Where the string "JSON" occurs in the material below, report the whole line.

MATERIAL:

______________________________

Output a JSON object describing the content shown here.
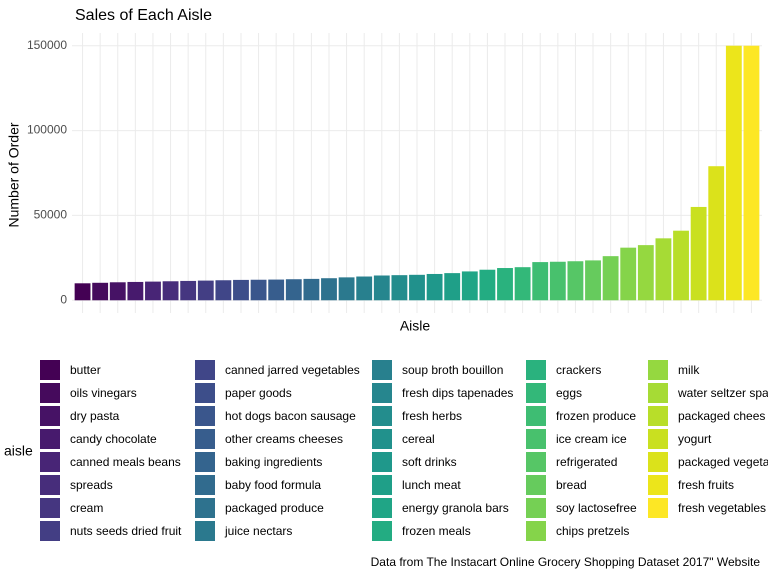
{
  "chart_data": {
    "type": "bar",
    "title": "Sales of Each Aisle",
    "x_label": "Aisle",
    "y_label": "Number of Order",
    "legend_title": "aisle",
    "caption": "Data from The Instacart Online Grocery Shopping Dataset 2017\" Website",
    "categories": [
      "butter",
      "oils vinegars",
      "dry pasta",
      "candy chocolate",
      "canned meals beans",
      "spreads",
      "cream",
      "nuts seeds dried fruit",
      "canned jarred vegetables",
      "paper goods",
      "hot dogs bacon sausage",
      "other creams cheeses",
      "baking ingredients",
      "baby food formula",
      "packaged produce",
      "juice nectars",
      "soup broth bouillon",
      "fresh dips tapenades",
      "fresh herbs",
      "cereal",
      "soft drinks",
      "lunch meat",
      "energy granola bars",
      "frozen meals",
      "crackers",
      "eggs",
      "frozen produce",
      "ice cream ice",
      "refrigerated",
      "bread",
      "soy lactosefree",
      "chips pretzels",
      "milk",
      "water seltzer spa",
      "packaged chees",
      "yogurt",
      "packaged vegeta",
      "fresh fruits",
      "fresh vegetables"
    ],
    "values": [
      10000,
      10300,
      10600,
      10800,
      11000,
      11200,
      11400,
      11600,
      11800,
      12000,
      12100,
      12200,
      12400,
      12600,
      13000,
      13500,
      14000,
      14600,
      14800,
      15000,
      15500,
      16000,
      17000,
      18000,
      19000,
      19500,
      22500,
      22700,
      23000,
      23500,
      26000,
      31000,
      32500,
      36500,
      41000,
      55000,
      79000,
      150000,
      150000
    ],
    "colors": [
      "#440154",
      "#450a5c",
      "#461265",
      "#471a6d",
      "#482576",
      "#472d7b",
      "#453680",
      "#433e84",
      "#404688",
      "#3d4e8a",
      "#3a568c",
      "#375d8d",
      "#34648e",
      "#316b8e",
      "#2e728e",
      "#2b798e",
      "#28808e",
      "#26868e",
      "#238d8d",
      "#21918c",
      "#1f988b",
      "#1f9f88",
      "#20a586",
      "#23ac82",
      "#2ab27e",
      "#33b879",
      "#3ebd73",
      "#48c16d",
      "#56c666",
      "#66cb5d",
      "#75d054",
      "#85d44a",
      "#95d840",
      "#a6db35",
      "#b8de29",
      "#c9e020",
      "#dbe21b",
      "#ece51b",
      "#fde725"
    ],
    "ylim": [
      -7500,
      157500
    ],
    "yticks": [
      0,
      50000,
      100000,
      150000
    ],
    "grid": true
  }
}
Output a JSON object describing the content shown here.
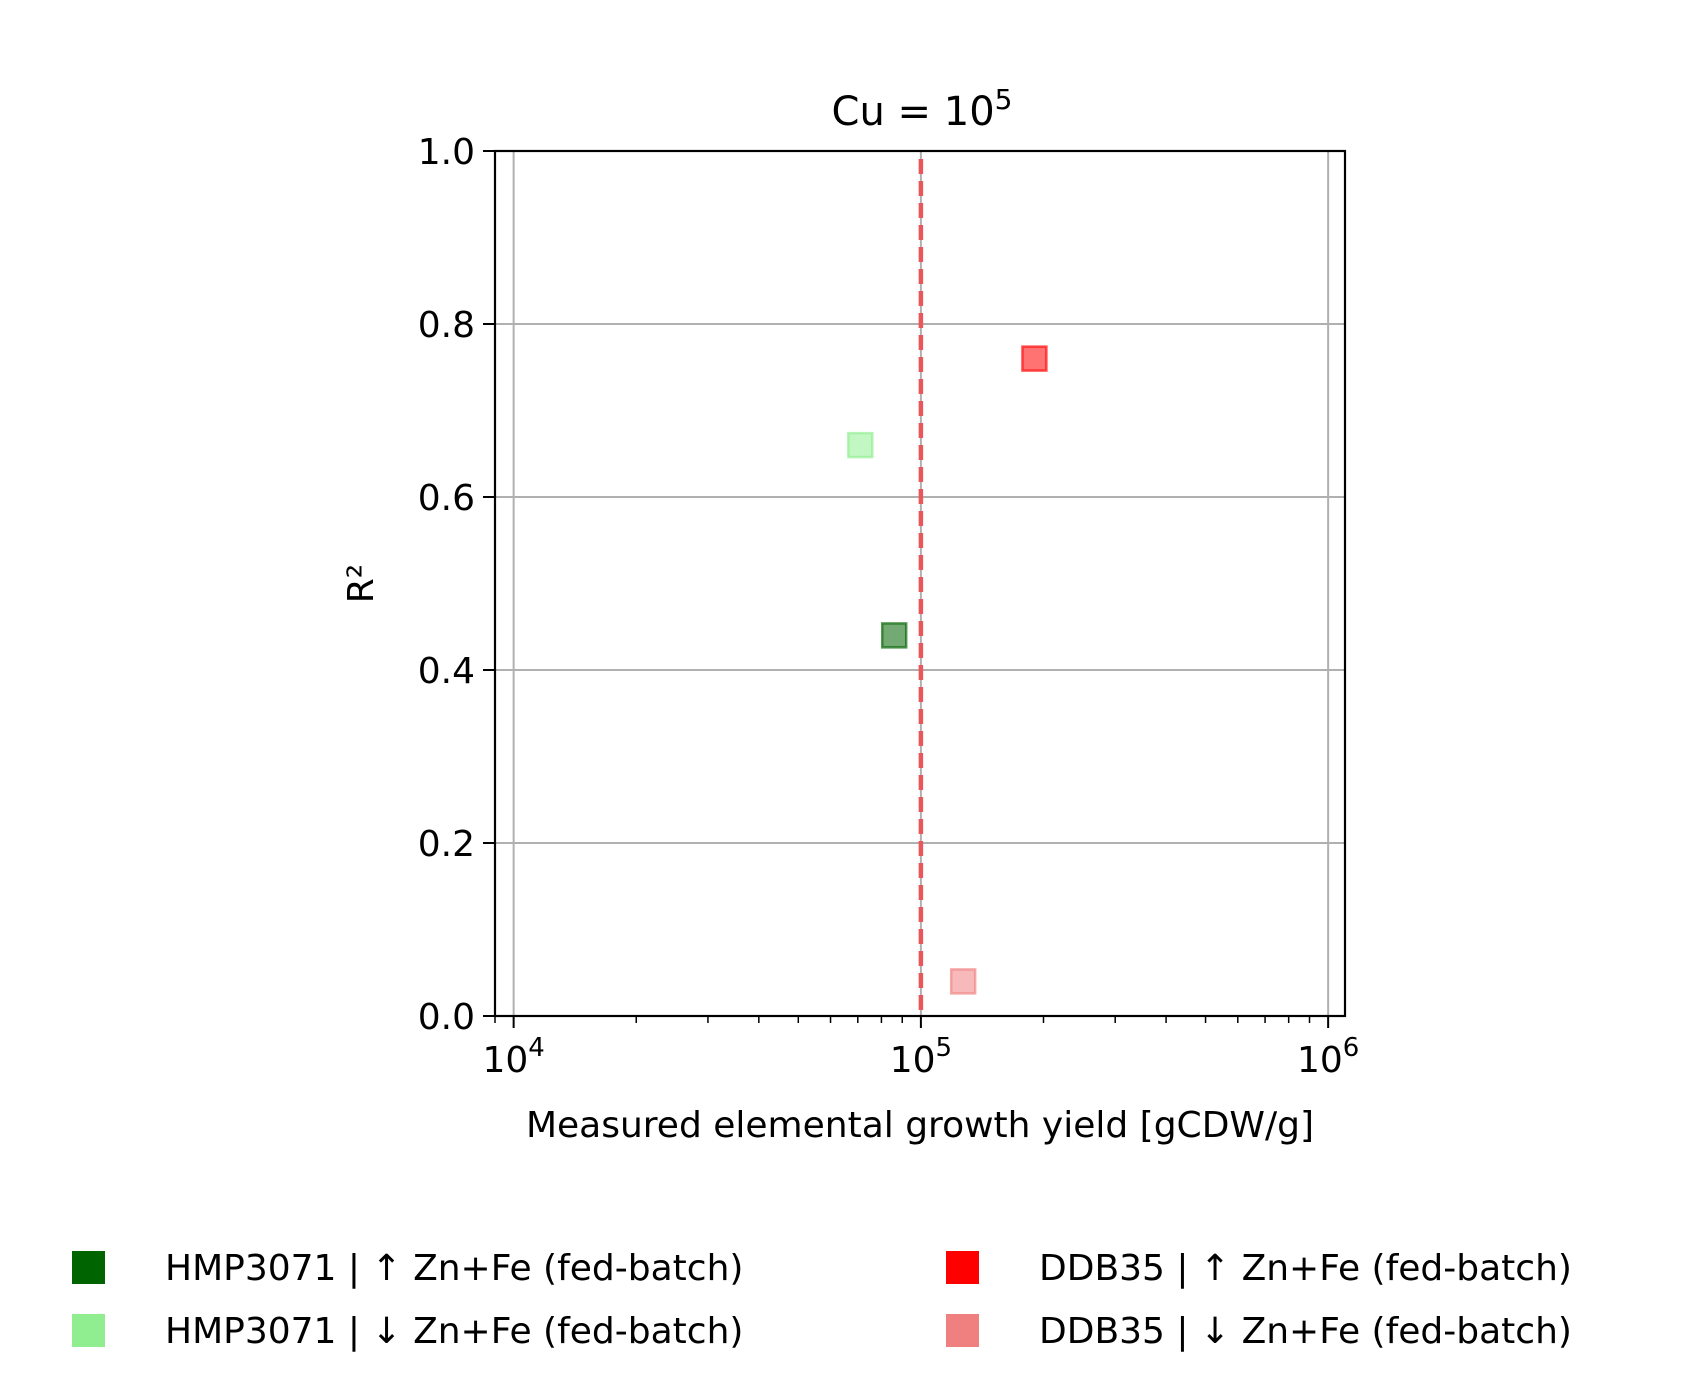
{
  "chart_data": {
    "type": "scatter",
    "title": {
      "base": "Cu = 10",
      "exponent": "5"
    },
    "xlabel": "Measured elemental growth yield [gCDW/g]",
    "ylabel": "R²",
    "x_scale": "log",
    "xlim": [
      9000,
      1100000
    ],
    "ylim": [
      0,
      1.0
    ],
    "x_ticks": [
      {
        "value": 10000,
        "base": "10",
        "exponent": "4"
      },
      {
        "value": 100000,
        "base": "10",
        "exponent": "5"
      },
      {
        "value": 1000000,
        "base": "10",
        "exponent": "6"
      }
    ],
    "y_ticks": [
      {
        "value": 0.0,
        "label": "0.0"
      },
      {
        "value": 0.2,
        "label": "0.2"
      },
      {
        "value": 0.4,
        "label": "0.4"
      },
      {
        "value": 0.6,
        "label": "0.6"
      },
      {
        "value": 0.8,
        "label": "0.8"
      },
      {
        "value": 1.0,
        "label": "1.0"
      }
    ],
    "grid": true,
    "reference_line": {
      "x": 100000,
      "style": "dashed",
      "color": "#e8575a"
    },
    "series": [
      {
        "name": "HMP3071 | ↑ Zn+Fe (fed-batch)",
        "color": "#006400",
        "opacity": 0.55,
        "x": 86000,
        "y": 0.44
      },
      {
        "name": "HMP3071 | ↓ Zn+Fe (fed-batch)",
        "color": "#90ee90",
        "opacity": 0.55,
        "x": 71000,
        "y": 0.66
      },
      {
        "name": "DDB35 | ↑ Zn+Fe (fed-batch)",
        "color": "#ff0000",
        "opacity": 0.55,
        "x": 190000,
        "y": 0.76
      },
      {
        "name": "DDB35 | ↓ Zn+Fe (fed-batch)",
        "color": "#f08080",
        "opacity": 0.55,
        "x": 127000,
        "y": 0.04
      }
    ],
    "legend": {
      "placement": "bottom",
      "columns": 2,
      "entries": [
        {
          "label": "HMP3071 | ↑ Zn+Fe (fed-batch)",
          "color": "#006400"
        },
        {
          "label": "HMP3071 | ↓ Zn+Fe (fed-batch)",
          "color": "#90ee90"
        },
        {
          "label": "DDB35 | ↑ Zn+Fe (fed-batch)",
          "color": "#ff0000"
        },
        {
          "label": "DDB35 | ↓ Zn+Fe (fed-batch)",
          "color": "#f08080"
        }
      ]
    }
  }
}
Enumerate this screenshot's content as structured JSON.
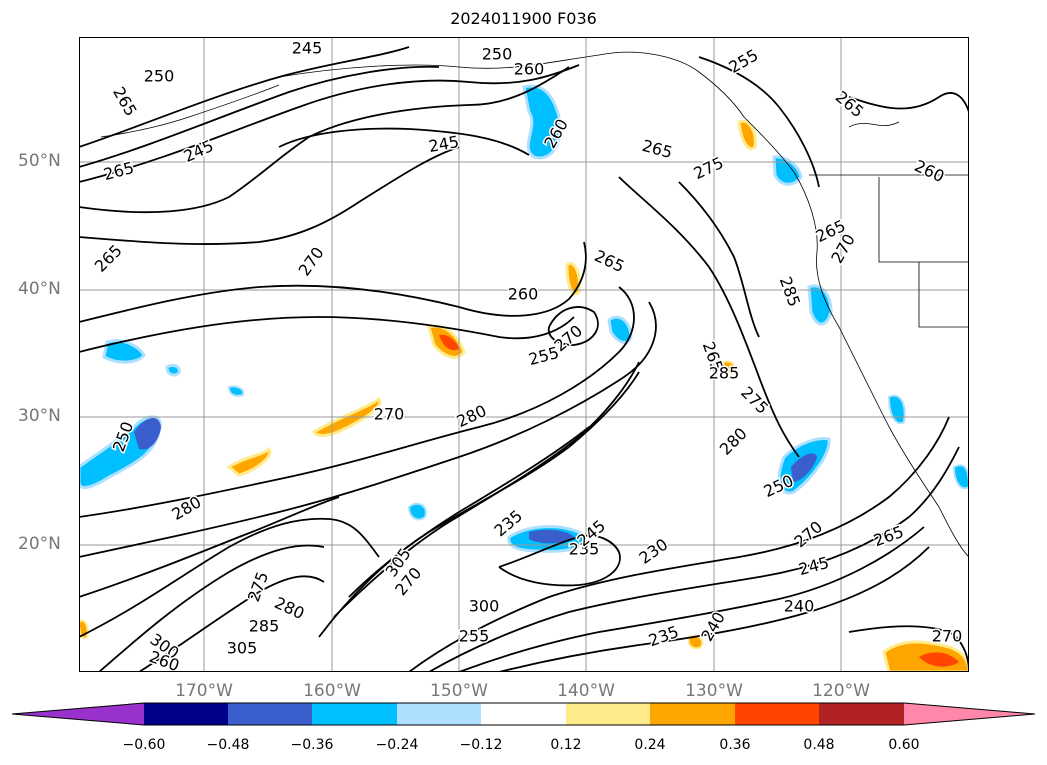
{
  "title": "2024011900 F036",
  "lat_ticks": [
    "50°N",
    "40°N",
    "30°N",
    "20°N"
  ],
  "lon_ticks": [
    "170°W",
    "160°W",
    "150°W",
    "140°W",
    "130°W",
    "120°W"
  ],
  "colorbar": {
    "tick_labels": [
      "−0.60",
      "−0.48",
      "−0.36",
      "−0.24",
      "−0.12",
      "0.12",
      "0.24",
      "0.36",
      "0.48",
      "0.60"
    ],
    "bins": [
      {
        "color": "#9932cc"
      },
      {
        "color": "#00008b"
      },
      {
        "color": "#3a5fcd"
      },
      {
        "color": "#00bfff"
      },
      {
        "color": "#addfff"
      },
      {
        "color": "#ffffff"
      },
      {
        "color": "#ffeb8a"
      },
      {
        "color": "#ffa500"
      },
      {
        "color": "#ff4500"
      },
      {
        "color": "#b22222"
      },
      {
        "color": "#ff88aa"
      }
    ]
  },
  "contour_labels": [
    "245",
    "250",
    "250",
    "260",
    "265",
    "245",
    "255",
    "265",
    "245",
    "260",
    "265",
    "265",
    "275",
    "260",
    "265",
    "270",
    "265",
    "270",
    "265",
    "260",
    "255",
    "270",
    "270",
    "280",
    "265",
    "285",
    "280",
    "275",
    "285",
    "250",
    "280",
    "250",
    "270",
    "235",
    "245",
    "305",
    "235",
    "230",
    "270",
    "300",
    "245",
    "240",
    "265",
    "275",
    "280",
    "285",
    "305",
    "300",
    "260",
    "255",
    "235",
    "240",
    "270"
  ]
}
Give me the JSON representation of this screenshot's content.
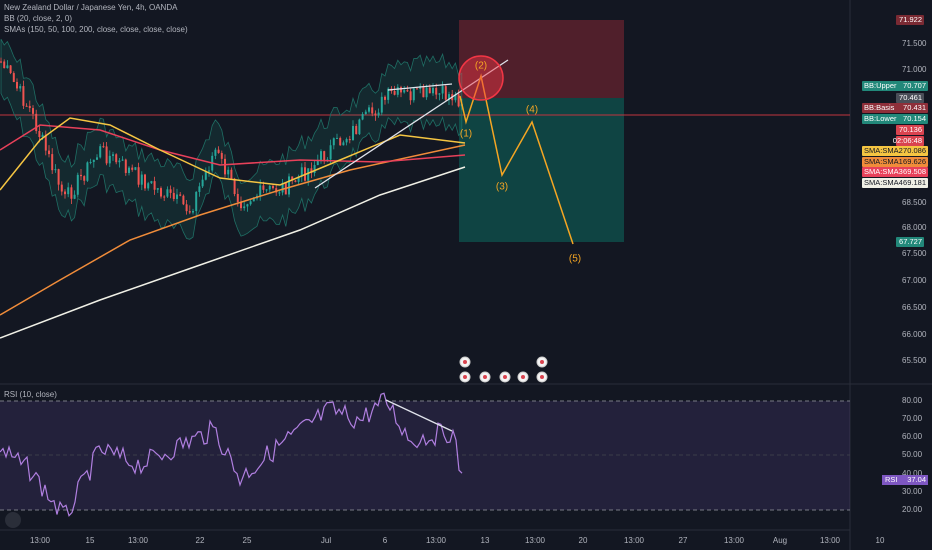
{
  "header": {
    "title": "New Zealand Dollar / Japanese Yen, 4h, OANDA",
    "bb": "BB (20, close, 2, 0)",
    "smas": "SMAs (150, 50, 100, 200, close, close, close, close)"
  },
  "price_axis": [
    "71.500",
    "71.000",
    "68.500",
    "68.000",
    "67.500",
    "67.000",
    "66.500",
    "66.000",
    "65.500"
  ],
  "price_badges": [
    {
      "value": "71.922",
      "color": "#7a2a33"
    },
    {
      "name": "BB:Upper",
      "value": "70.707",
      "color": "#22887a"
    },
    {
      "value": "70.461",
      "color": "#4a4e58"
    },
    {
      "name": "BB:Basis",
      "value": "70.431",
      "color": "#8e2f3a"
    },
    {
      "name": "BB:Lower",
      "value": "70.154",
      "color": "#22887a"
    },
    {
      "value": "70.136",
      "color": "#d9434f"
    },
    {
      "value": "02:06:48",
      "color": "#d9434f"
    },
    {
      "name": "SMA:SMA2",
      "value": "70.086",
      "color": "#f5c542"
    },
    {
      "name": "SMA:SMA1",
      "value": "69.626",
      "color": "#f08c3a"
    },
    {
      "name": "SMA:SMA3",
      "value": "69.508",
      "color": "#e8415a"
    },
    {
      "name": "SMA:SMA4",
      "value": "69.181",
      "color": "#f0f0e6"
    },
    {
      "value": "67.727",
      "color": "#22887a"
    }
  ],
  "waves": [
    "(1)",
    "(2)",
    "(3)",
    "(4)",
    "(5)"
  ],
  "rsi": {
    "title": "RSI (10, close)",
    "axis": [
      "80.00",
      "70.00",
      "60.00",
      "50.00",
      "40.00",
      "30.00",
      "20.00"
    ],
    "badge_name": "RSI",
    "badge_value": "37.04"
  },
  "time_axis": [
    "13:00",
    "15",
    "13:00",
    "22",
    "25",
    "Jul",
    "6",
    "13:00",
    "13",
    "13:00",
    "20",
    "13:00",
    "27",
    "13:00",
    "Aug",
    "13:00",
    "10"
  ]
}
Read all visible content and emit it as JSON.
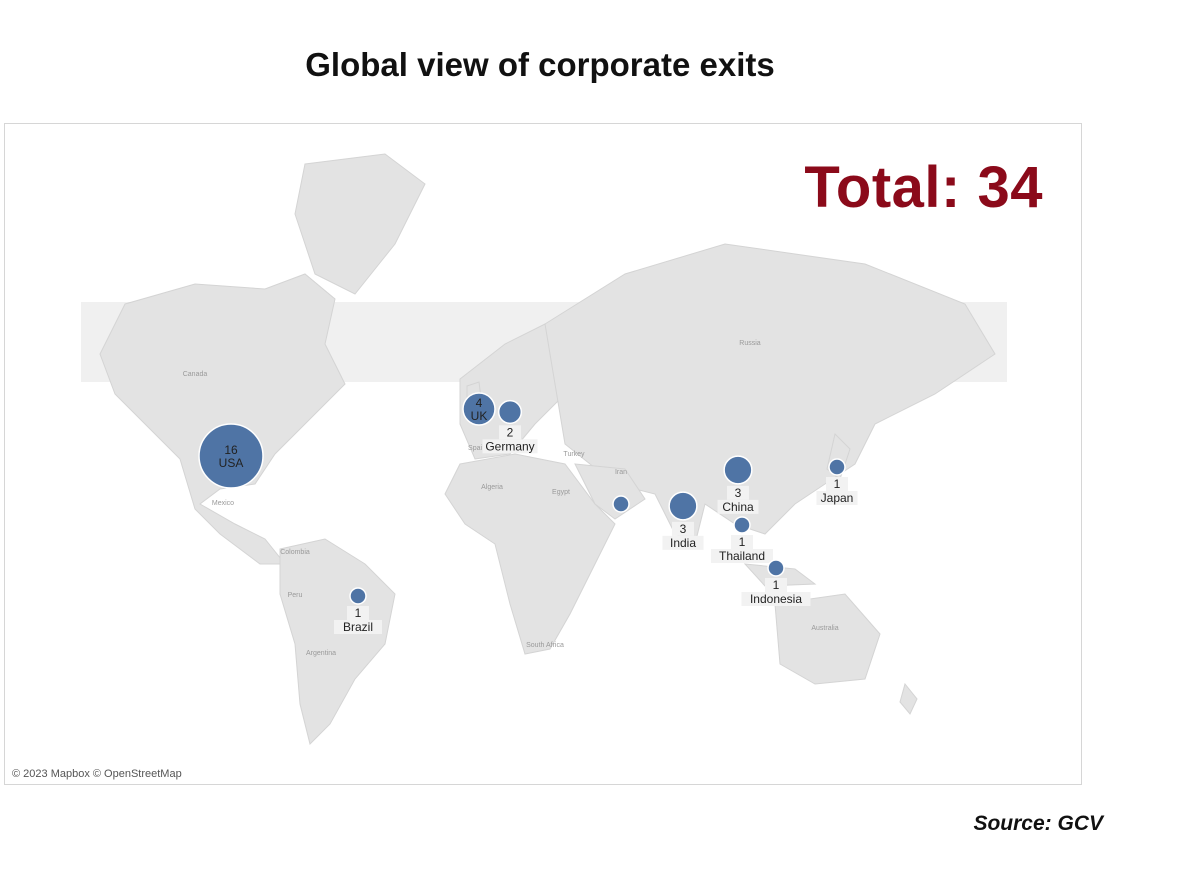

______________________________

REPLY TO THE EXERCISE:
Output a JSON object describing the content shown here.
Output a JSON object describing the content shown here.
Enumerate this screenshot's content as structured JSON.
Give me the JSON representation of this screenshot's content.
Read all visible content and emit it as JSON.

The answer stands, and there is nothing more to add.